→ Task directions:
Extract the lines that carry the string "ylabel" from the listing.

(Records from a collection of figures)
:::

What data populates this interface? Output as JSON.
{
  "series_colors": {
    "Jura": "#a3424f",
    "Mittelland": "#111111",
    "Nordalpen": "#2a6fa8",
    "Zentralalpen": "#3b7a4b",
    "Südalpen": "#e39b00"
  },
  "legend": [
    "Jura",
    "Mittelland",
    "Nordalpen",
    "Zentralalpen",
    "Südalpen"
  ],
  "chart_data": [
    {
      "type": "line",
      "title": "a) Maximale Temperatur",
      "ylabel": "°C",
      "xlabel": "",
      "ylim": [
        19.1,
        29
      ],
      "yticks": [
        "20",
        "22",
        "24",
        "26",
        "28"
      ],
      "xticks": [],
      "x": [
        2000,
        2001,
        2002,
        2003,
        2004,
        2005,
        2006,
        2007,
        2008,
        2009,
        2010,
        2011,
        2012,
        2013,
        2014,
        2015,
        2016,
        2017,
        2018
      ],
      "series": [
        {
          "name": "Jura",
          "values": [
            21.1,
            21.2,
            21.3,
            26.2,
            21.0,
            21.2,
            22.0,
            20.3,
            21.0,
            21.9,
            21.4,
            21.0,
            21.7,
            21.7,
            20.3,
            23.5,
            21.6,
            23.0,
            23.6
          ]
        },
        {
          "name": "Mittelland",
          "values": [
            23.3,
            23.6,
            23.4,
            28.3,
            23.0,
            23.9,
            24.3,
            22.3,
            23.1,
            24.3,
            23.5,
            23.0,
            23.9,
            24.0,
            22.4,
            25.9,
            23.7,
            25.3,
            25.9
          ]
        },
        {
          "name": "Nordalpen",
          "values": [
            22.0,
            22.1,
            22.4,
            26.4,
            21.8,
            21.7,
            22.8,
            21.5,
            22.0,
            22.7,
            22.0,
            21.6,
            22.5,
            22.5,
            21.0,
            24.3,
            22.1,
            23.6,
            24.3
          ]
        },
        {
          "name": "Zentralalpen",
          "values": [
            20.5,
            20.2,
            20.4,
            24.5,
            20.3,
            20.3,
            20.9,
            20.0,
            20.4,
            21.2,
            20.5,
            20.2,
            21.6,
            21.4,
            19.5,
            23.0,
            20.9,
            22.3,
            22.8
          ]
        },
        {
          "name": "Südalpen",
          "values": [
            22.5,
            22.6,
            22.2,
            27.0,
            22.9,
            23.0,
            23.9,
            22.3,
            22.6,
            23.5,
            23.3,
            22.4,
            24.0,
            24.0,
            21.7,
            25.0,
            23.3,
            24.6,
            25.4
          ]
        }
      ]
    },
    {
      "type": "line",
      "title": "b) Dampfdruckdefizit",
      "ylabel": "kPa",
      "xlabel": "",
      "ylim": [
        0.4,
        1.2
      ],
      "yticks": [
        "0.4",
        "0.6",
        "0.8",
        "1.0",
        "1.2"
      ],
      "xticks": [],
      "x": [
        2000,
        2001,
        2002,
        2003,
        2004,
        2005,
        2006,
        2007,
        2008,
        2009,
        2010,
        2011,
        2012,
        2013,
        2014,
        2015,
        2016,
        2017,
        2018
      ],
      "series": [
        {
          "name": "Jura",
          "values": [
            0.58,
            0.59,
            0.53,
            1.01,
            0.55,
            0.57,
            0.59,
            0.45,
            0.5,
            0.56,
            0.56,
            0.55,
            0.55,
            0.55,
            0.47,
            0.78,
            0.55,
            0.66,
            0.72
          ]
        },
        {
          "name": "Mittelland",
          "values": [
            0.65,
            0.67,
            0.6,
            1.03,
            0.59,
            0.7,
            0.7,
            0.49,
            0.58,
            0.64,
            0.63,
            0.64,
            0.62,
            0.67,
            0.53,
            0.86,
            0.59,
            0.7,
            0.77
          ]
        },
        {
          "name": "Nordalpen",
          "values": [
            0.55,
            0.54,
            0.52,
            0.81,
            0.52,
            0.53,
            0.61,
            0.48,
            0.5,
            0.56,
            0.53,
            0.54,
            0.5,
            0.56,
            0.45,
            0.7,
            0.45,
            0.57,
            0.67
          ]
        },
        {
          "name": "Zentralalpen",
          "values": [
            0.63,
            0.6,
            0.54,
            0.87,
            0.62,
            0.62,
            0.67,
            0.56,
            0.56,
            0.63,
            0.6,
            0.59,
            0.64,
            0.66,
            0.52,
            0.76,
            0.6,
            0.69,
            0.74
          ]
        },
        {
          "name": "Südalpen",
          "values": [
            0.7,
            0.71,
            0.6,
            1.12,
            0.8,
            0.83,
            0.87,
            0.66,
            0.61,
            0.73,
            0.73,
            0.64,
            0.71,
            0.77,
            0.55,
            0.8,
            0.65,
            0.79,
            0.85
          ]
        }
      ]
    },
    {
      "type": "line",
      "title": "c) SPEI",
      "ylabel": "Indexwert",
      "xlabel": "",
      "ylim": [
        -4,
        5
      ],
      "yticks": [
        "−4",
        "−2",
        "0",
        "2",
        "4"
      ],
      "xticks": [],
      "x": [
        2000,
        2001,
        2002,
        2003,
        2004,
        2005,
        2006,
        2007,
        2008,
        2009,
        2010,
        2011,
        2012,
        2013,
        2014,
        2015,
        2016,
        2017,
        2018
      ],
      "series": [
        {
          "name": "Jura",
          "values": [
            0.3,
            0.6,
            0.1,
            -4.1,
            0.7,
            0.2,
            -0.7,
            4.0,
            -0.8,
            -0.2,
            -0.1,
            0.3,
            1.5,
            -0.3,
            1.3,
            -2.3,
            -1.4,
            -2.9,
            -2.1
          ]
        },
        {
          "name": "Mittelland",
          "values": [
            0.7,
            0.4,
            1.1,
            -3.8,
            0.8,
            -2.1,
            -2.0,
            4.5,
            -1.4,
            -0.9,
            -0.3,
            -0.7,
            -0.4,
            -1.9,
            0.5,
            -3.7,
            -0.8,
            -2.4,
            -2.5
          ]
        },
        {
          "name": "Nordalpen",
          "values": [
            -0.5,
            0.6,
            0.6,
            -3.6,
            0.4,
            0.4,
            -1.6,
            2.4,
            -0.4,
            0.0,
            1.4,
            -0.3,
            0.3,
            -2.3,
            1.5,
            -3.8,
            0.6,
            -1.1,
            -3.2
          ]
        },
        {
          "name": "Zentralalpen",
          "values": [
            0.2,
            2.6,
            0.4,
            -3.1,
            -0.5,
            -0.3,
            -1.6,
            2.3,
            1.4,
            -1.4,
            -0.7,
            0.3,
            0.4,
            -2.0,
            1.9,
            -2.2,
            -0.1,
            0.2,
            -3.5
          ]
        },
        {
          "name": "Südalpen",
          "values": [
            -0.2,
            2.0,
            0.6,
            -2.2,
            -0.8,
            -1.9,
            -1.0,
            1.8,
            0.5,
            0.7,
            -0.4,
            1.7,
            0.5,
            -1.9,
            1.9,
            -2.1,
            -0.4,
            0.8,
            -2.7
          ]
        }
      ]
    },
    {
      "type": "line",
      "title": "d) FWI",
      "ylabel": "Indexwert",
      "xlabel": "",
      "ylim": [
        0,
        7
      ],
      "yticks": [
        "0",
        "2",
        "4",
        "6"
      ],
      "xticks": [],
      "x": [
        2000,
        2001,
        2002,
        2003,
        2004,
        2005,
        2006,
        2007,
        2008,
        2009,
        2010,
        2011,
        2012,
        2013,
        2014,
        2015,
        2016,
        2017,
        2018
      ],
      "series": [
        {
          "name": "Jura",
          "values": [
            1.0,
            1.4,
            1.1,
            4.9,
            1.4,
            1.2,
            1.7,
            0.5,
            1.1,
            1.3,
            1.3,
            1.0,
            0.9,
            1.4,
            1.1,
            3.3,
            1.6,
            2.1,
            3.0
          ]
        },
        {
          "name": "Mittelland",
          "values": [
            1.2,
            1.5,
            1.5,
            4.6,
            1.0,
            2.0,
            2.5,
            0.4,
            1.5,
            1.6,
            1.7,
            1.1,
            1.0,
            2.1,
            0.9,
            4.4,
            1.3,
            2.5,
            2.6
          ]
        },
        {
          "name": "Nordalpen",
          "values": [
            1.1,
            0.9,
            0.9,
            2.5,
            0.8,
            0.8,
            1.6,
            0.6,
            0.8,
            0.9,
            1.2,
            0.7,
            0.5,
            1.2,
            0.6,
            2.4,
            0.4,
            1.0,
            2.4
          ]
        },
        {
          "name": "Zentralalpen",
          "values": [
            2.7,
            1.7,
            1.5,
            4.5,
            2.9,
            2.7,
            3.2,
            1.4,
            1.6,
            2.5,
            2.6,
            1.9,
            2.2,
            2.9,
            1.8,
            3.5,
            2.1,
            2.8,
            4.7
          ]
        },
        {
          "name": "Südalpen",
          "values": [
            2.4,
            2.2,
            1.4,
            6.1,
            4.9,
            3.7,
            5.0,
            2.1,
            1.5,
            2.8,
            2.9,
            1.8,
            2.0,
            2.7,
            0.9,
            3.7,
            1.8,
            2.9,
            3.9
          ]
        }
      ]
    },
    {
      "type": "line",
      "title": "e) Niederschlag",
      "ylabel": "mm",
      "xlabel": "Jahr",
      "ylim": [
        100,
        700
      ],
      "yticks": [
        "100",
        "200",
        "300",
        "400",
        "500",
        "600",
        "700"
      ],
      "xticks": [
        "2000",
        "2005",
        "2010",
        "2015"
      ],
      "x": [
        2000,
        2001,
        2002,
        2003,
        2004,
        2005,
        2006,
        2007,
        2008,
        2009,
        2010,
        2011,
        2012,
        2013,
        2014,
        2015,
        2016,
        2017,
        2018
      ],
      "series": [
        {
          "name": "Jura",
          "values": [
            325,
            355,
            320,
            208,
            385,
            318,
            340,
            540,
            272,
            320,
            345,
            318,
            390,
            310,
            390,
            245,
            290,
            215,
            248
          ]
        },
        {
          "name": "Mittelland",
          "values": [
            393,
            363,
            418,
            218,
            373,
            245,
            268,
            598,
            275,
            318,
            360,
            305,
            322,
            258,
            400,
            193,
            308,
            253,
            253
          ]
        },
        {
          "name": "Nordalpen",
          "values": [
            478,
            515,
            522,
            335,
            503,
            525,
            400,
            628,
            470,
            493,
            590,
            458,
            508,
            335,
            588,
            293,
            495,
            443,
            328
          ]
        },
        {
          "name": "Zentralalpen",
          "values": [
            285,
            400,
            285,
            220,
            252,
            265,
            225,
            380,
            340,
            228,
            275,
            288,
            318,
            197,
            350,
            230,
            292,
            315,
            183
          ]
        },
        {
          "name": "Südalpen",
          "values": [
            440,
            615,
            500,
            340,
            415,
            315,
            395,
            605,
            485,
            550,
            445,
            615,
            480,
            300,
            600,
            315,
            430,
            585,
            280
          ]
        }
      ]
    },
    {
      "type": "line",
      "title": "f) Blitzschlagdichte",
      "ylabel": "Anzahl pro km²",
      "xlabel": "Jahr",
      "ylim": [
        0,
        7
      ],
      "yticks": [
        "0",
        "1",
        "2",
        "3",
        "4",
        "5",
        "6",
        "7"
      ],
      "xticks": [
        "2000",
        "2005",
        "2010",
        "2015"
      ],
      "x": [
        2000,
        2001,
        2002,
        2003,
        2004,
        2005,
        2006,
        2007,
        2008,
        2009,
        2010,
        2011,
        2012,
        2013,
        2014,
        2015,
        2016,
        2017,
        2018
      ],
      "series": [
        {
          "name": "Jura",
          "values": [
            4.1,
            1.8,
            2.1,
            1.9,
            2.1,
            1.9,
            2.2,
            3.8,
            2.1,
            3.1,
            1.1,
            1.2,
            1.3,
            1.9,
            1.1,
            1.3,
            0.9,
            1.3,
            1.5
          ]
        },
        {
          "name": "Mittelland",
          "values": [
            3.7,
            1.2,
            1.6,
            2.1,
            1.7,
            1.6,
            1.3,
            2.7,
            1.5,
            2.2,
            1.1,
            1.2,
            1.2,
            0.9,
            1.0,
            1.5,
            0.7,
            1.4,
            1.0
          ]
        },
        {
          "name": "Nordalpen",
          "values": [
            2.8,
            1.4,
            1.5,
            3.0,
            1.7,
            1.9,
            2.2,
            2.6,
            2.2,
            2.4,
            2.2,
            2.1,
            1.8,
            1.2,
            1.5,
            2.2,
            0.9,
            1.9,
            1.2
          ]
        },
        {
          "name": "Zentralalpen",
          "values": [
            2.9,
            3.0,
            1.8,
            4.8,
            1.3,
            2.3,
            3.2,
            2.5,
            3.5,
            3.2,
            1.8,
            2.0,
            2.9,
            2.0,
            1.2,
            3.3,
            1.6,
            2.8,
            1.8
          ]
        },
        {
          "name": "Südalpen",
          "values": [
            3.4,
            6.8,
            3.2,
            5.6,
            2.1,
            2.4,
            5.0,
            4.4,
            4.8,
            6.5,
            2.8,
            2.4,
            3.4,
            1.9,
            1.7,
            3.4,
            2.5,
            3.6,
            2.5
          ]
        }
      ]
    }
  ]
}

:::

→ Problem solution:
      "ylabel": "°C",
      "ylabel": "kPa",
      "ylabel": "Indexwert",
      "ylabel": "Indexwert",
      "ylabel": "mm",
      "ylabel": "Anzahl pro km²",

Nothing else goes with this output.